Set task ▸
Answer with one number: how many lines have "сбросов".
— start Material to process —
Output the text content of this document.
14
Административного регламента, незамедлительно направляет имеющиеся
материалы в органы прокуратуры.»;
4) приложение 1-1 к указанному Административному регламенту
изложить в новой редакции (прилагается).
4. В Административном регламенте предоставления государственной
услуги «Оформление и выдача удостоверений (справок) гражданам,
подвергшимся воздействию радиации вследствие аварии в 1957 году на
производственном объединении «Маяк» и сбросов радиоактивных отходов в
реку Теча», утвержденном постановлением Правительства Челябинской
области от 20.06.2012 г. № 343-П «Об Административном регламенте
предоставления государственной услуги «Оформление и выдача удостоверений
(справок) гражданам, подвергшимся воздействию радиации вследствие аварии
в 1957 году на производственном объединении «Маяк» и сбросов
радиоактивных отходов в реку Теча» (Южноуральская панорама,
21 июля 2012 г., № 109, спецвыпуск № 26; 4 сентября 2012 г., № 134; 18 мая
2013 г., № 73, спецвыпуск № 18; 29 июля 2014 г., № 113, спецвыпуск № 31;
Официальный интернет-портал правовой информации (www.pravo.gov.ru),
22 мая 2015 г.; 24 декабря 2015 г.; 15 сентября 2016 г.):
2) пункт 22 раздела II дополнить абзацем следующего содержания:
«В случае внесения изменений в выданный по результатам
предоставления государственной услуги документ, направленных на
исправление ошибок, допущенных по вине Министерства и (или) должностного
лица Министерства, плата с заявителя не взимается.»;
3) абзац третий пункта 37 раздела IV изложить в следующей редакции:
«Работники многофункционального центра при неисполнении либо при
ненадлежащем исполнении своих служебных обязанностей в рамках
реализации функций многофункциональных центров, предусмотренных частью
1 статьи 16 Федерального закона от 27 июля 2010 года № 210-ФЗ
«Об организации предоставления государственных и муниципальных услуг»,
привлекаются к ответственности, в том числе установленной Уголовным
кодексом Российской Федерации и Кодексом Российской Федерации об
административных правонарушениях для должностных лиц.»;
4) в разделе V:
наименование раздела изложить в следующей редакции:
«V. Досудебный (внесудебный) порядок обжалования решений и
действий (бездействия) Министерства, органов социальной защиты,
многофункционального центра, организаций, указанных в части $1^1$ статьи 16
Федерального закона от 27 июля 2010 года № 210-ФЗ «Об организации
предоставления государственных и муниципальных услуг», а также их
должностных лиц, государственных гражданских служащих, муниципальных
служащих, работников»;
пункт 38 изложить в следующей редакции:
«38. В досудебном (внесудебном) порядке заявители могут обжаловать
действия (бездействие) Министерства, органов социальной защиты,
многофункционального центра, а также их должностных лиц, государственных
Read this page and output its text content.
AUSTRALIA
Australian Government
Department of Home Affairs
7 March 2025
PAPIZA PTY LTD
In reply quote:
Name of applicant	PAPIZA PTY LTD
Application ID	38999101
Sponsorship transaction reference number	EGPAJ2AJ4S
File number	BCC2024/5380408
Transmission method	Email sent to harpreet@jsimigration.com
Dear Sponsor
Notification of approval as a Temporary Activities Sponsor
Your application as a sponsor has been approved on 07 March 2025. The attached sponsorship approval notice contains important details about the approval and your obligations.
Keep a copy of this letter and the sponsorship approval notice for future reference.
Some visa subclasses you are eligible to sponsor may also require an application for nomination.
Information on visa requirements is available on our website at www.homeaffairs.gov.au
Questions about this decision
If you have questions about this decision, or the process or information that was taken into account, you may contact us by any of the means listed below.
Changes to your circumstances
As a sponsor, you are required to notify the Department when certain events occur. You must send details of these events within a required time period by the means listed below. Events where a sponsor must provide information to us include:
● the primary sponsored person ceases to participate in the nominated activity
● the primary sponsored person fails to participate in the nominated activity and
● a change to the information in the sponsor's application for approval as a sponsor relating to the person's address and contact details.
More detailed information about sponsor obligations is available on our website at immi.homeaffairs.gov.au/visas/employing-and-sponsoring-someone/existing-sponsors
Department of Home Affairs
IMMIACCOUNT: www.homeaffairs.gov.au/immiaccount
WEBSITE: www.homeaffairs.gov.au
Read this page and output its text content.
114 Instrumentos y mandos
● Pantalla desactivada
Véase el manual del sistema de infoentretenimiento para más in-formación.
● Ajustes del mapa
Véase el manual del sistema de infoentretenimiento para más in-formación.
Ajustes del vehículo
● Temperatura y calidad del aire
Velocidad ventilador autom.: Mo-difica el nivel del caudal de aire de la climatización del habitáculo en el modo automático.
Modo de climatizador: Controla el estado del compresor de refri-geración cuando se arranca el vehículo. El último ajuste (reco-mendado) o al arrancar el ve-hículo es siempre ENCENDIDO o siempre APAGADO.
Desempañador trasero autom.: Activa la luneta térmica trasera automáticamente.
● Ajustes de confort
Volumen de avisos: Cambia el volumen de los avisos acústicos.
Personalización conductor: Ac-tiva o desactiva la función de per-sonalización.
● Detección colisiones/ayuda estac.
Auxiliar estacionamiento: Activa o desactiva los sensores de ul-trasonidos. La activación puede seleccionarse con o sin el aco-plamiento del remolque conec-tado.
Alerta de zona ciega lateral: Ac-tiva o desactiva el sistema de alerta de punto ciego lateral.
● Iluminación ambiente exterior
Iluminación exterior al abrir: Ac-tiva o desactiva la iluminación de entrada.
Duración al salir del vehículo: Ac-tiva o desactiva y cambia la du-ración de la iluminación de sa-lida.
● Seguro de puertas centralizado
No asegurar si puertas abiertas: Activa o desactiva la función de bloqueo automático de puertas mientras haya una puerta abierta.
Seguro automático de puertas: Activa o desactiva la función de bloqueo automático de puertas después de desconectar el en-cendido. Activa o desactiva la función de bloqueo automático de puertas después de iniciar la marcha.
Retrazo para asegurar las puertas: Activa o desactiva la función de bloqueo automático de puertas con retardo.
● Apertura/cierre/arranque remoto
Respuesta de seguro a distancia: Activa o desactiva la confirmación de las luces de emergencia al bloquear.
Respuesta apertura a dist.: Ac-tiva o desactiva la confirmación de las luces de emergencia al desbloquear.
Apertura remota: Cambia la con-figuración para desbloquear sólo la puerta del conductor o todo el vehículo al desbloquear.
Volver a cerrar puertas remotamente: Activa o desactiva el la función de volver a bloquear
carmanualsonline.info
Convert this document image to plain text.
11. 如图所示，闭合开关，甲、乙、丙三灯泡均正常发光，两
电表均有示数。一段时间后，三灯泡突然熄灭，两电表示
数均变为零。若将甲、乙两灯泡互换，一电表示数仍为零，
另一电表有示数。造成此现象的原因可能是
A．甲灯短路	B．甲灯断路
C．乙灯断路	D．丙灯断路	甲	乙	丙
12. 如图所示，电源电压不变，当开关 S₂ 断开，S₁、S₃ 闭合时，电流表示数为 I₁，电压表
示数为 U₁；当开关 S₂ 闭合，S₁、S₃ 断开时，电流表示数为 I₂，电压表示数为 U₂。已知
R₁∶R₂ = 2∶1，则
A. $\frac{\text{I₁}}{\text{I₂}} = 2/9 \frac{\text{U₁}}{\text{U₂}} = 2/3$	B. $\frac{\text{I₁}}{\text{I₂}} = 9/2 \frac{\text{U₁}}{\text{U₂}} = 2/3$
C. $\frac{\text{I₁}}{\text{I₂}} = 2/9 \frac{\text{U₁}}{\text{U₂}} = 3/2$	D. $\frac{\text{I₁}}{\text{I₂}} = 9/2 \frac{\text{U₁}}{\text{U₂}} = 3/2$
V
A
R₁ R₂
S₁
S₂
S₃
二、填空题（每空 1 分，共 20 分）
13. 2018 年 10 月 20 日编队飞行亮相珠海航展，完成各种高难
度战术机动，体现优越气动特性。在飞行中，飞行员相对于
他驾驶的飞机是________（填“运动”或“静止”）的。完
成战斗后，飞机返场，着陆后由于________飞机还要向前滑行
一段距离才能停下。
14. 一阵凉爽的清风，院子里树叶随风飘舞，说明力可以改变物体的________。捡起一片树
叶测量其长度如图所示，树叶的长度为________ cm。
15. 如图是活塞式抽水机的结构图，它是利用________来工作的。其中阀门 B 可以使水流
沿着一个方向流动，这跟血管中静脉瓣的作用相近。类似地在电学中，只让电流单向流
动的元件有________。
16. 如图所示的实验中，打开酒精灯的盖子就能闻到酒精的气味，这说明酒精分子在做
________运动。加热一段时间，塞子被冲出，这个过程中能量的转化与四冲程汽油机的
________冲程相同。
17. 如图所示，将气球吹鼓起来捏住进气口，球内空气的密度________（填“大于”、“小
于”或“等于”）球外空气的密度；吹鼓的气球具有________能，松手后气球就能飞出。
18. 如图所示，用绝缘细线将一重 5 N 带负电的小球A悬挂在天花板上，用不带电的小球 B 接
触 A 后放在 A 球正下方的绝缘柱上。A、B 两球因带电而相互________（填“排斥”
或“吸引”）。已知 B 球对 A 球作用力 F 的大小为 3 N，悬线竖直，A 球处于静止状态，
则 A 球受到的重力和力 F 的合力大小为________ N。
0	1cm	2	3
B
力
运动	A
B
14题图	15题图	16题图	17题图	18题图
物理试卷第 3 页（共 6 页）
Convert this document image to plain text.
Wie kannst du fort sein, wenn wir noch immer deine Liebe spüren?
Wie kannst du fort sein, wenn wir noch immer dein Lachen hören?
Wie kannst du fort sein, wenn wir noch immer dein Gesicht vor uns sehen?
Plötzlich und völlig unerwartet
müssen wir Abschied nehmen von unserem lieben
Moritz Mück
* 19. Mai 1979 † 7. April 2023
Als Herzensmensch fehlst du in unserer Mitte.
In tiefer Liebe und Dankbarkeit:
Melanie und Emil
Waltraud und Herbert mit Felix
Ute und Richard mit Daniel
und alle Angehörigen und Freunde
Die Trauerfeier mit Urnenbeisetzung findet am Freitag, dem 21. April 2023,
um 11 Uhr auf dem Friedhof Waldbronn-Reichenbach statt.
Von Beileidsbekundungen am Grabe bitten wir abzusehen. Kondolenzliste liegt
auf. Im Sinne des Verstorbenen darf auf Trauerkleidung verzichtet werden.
— end Material to process —
Task response ▸
2